GIVEN PROBLEM:
Transcribe the records below exactly as they appear, omitting any pictures.

INFORMATION SHOWN:
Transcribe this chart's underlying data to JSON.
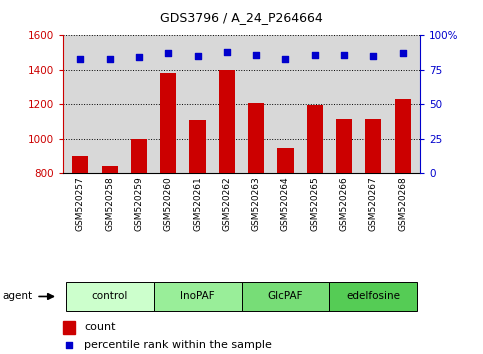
{
  "title": "GDS3796 / A_24_P264664",
  "samples": [
    "GSM520257",
    "GSM520258",
    "GSM520259",
    "GSM520260",
    "GSM520261",
    "GSM520262",
    "GSM520263",
    "GSM520264",
    "GSM520265",
    "GSM520266",
    "GSM520267",
    "GSM520268"
  ],
  "counts": [
    900,
    845,
    1000,
    1385,
    1110,
    1400,
    1210,
    950,
    1195,
    1115,
    1115,
    1230
  ],
  "percentiles": [
    83,
    83,
    84,
    87,
    85,
    88,
    86,
    83,
    86,
    86,
    85,
    87
  ],
  "bar_color": "#cc0000",
  "dot_color": "#0000cc",
  "ylim_left": [
    800,
    1600
  ],
  "ylim_right": [
    0,
    100
  ],
  "yticks_left": [
    800,
    1000,
    1200,
    1400,
    1600
  ],
  "yticks_right": [
    0,
    25,
    50,
    75,
    100
  ],
  "groups": [
    {
      "label": "control",
      "start": 0,
      "end": 3,
      "color": "#ccffcc"
    },
    {
      "label": "InoPAF",
      "start": 3,
      "end": 6,
      "color": "#99ee99"
    },
    {
      "label": "GlcPAF",
      "start": 6,
      "end": 9,
      "color": "#77dd77"
    },
    {
      "label": "edelfosine",
      "start": 9,
      "end": 12,
      "color": "#55cc55"
    }
  ],
  "legend_count_label": "count",
  "legend_pct_label": "percentile rank within the sample",
  "agent_label": "agent",
  "grid_color": "#000000",
  "tick_color_left": "#cc0000",
  "tick_color_right": "#0000cc",
  "bg_color": "#d8d8d8"
}
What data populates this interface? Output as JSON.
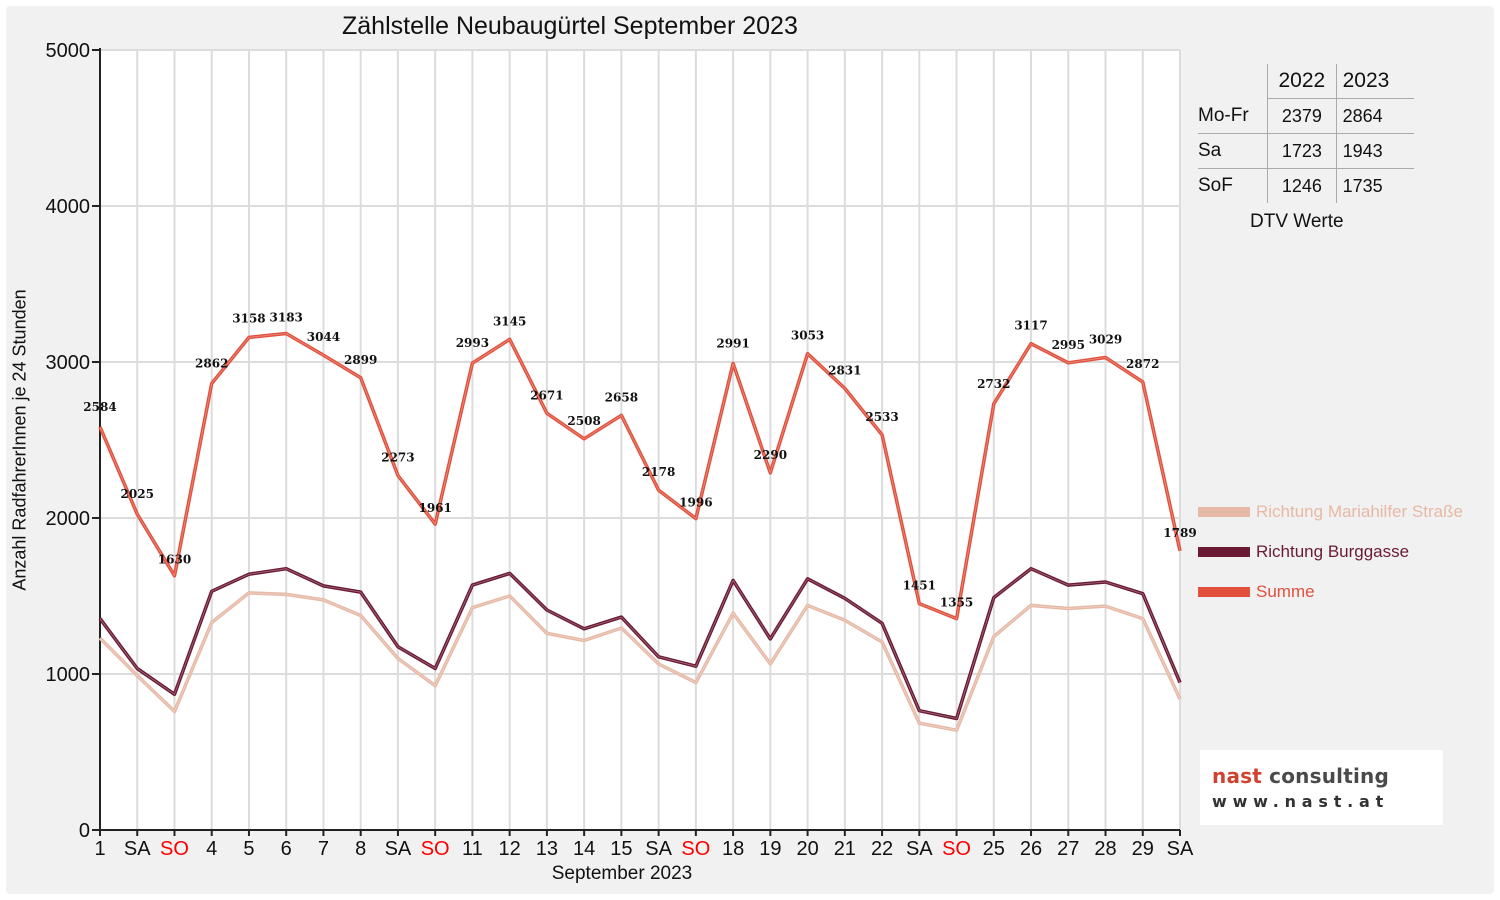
{
  "chart_data": {
    "type": "line",
    "title": "Zählstelle Neubaugürtel September 2023",
    "xlabel": "September 2023",
    "ylabel": "Anzahl RadfahrerInnen je 24 Stunden",
    "ylim": [
      0,
      5000
    ],
    "yticks": [
      0,
      1000,
      2000,
      3000,
      4000,
      5000
    ],
    "grid": true,
    "legend_position": "right",
    "categories": [
      "1",
      "SA",
      "SO",
      "4",
      "5",
      "6",
      "7",
      "8",
      "SA",
      "SO",
      "11",
      "12",
      "13",
      "14",
      "15",
      "SA",
      "SO",
      "18",
      "19",
      "20",
      "21",
      "22",
      "SA",
      "SO",
      "25",
      "26",
      "27",
      "28",
      "29",
      "SA"
    ],
    "sunday_color": "#ff0000",
    "series": [
      {
        "name": "Richtung Mariahilfer Straße",
        "color": "#e6b9a6",
        "values": [
          1230,
          990,
          760,
          1330,
          1520,
          1510,
          1475,
          1375,
          1100,
          925,
          1425,
          1500,
          1260,
          1215,
          1295,
          1065,
          945,
          1390,
          1065,
          1440,
          1345,
          1205,
          685,
          640,
          1240,
          1440,
          1420,
          1435,
          1355,
          840
        ]
      },
      {
        "name": "Richtung Burggasse",
        "color": "#6b1a33",
        "values": [
          1355,
          1035,
          870,
          1530,
          1640,
          1675,
          1565,
          1525,
          1175,
          1035,
          1570,
          1645,
          1410,
          1290,
          1365,
          1110,
          1050,
          1600,
          1225,
          1610,
          1485,
          1325,
          765,
          715,
          1490,
          1675,
          1570,
          1590,
          1515,
          945
        ]
      },
      {
        "name": "Summe",
        "color": "#e0503c",
        "values": [
          2584,
          2025,
          1630,
          2862,
          3158,
          3183,
          3044,
          2899,
          2273,
          1961,
          2993,
          3145,
          2671,
          2508,
          2658,
          2178,
          1996,
          2991,
          2290,
          3053,
          2831,
          2533,
          1451,
          1355,
          2732,
          3117,
          2995,
          3029,
          2872,
          1789
        ],
        "data_labels": true
      }
    ]
  },
  "dtv_table": {
    "caption": "DTV Werte",
    "columns": [
      "",
      "2022",
      "2023"
    ],
    "rows": [
      {
        "label": "Mo-Fr",
        "v2022": "2379",
        "v2023": "2864"
      },
      {
        "label": "Sa",
        "v2022": "1723",
        "v2023": "1943"
      },
      {
        "label": "SoF",
        "v2022": "1246",
        "v2023": "1735"
      }
    ]
  },
  "logo": {
    "brand_part1": "nast",
    "brand_part2": "consulting",
    "url": "www.nast.at"
  }
}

WRITTEN REPLY:
Transcribe this chart's underlying data to JSON.
{
  "title": "GDS3796 / A_24_P264664",
  "samples": [
    "GSM520257",
    "GSM520258",
    "GSM520259",
    "GSM520260",
    "GSM520261",
    "GSM520262",
    "GSM520263",
    "GSM520264",
    "GSM520265",
    "GSM520266",
    "GSM520267",
    "GSM520268"
  ],
  "counts": [
    900,
    845,
    1000,
    1385,
    1110,
    1400,
    1210,
    950,
    1195,
    1115,
    1115,
    1230
  ],
  "percentiles": [
    83,
    83,
    84,
    87,
    85,
    88,
    86,
    83,
    86,
    86,
    85,
    87
  ],
  "bar_color": "#cc0000",
  "dot_color": "#0000cc",
  "ylim_left": [
    800,
    1600
  ],
  "ylim_right": [
    0,
    100
  ],
  "yticks_left": [
    800,
    1000,
    1200,
    1400,
    1600
  ],
  "yticks_right": [
    0,
    25,
    50,
    75,
    100
  ],
  "groups": [
    {
      "label": "control",
      "start": 0,
      "end": 3,
      "color": "#ccffcc"
    },
    {
      "label": "InoPAF",
      "start": 3,
      "end": 6,
      "color": "#99ee99"
    },
    {
      "label": "GlcPAF",
      "start": 6,
      "end": 9,
      "color": "#77dd77"
    },
    {
      "label": "edelfosine",
      "start": 9,
      "end": 12,
      "color": "#55cc55"
    }
  ],
  "legend_count_label": "count",
  "legend_pct_label": "percentile rank within the sample",
  "agent_label": "agent",
  "grid_color": "#000000",
  "tick_color_left": "#cc0000",
  "tick_color_right": "#0000cc",
  "bg_color": "#d8d8d8"
}
What data populates this interface? Output as JSON.
{
  "chart_data": {
    "type": "line",
    "title": "Zählstelle Neubaugürtel September 2023",
    "xlabel": "September 2023",
    "ylabel": "Anzahl RadfahrerInnen je 24 Stunden",
    "ylim": [
      0,
      5000
    ],
    "yticks": [
      0,
      1000,
      2000,
      3000,
      4000,
      5000
    ],
    "grid": true,
    "legend_position": "right",
    "categories": [
      "1",
      "SA",
      "SO",
      "4",
      "5",
      "6",
      "7",
      "8",
      "SA",
      "SO",
      "11",
      "12",
      "13",
      "14",
      "15",
      "SA",
      "SO",
      "18",
      "19",
      "20",
      "21",
      "22",
      "SA",
      "SO",
      "25",
      "26",
      "27",
      "28",
      "29",
      "SA"
    ],
    "sunday_color": "#ff0000",
    "series": [
      {
        "name": "Richtung Mariahilfer Straße",
        "color": "#e6b9a6",
        "values": [
          1230,
          990,
          760,
          1330,
          1520,
          1510,
          1475,
          1375,
          1100,
          925,
          1425,
          1500,
          1260,
          1215,
          1295,
          1065,
          945,
          1390,
          1065,
          1440,
          1345,
          1205,
          685,
          640,
          1240,
          1440,
          1420,
          1435,
          1355,
          840
        ]
      },
      {
        "name": "Richtung Burggasse",
        "color": "#6b1a33",
        "values": [
          1355,
          1035,
          870,
          1530,
          1640,
          1675,
          1565,
          1525,
          1175,
          1035,
          1570,
          1645,
          1410,
          1290,
          1365,
          1110,
          1050,
          1600,
          1225,
          1610,
          1485,
          1325,
          765,
          715,
          1490,
          1675,
          1570,
          1590,
          1515,
          945
        ]
      },
      {
        "name": "Summe",
        "color": "#e0503c",
        "values": [
          2584,
          2025,
          1630,
          2862,
          3158,
          3183,
          3044,
          2899,
          2273,
          1961,
          2993,
          3145,
          2671,
          2508,
          2658,
          2178,
          1996,
          2991,
          2290,
          3053,
          2831,
          2533,
          1451,
          1355,
          2732,
          3117,
          2995,
          3029,
          2872,
          1789
        ],
        "data_labels": true
      }
    ]
  },
  "dtv_table": {
    "caption": "DTV Werte",
    "columns": [
      "",
      "2022",
      "2023"
    ],
    "rows": [
      {
        "label": "Mo-Fr",
        "v2022": "2379",
        "v2023": "2864"
      },
      {
        "label": "Sa",
        "v2022": "1723",
        "v2023": "1943"
      },
      {
        "label": "SoF",
        "v2022": "1246",
        "v2023": "1735"
      }
    ]
  },
  "logo": {
    "brand_part1": "nast",
    "brand_part2": "consulting",
    "url": "www.nast.at"
  }
}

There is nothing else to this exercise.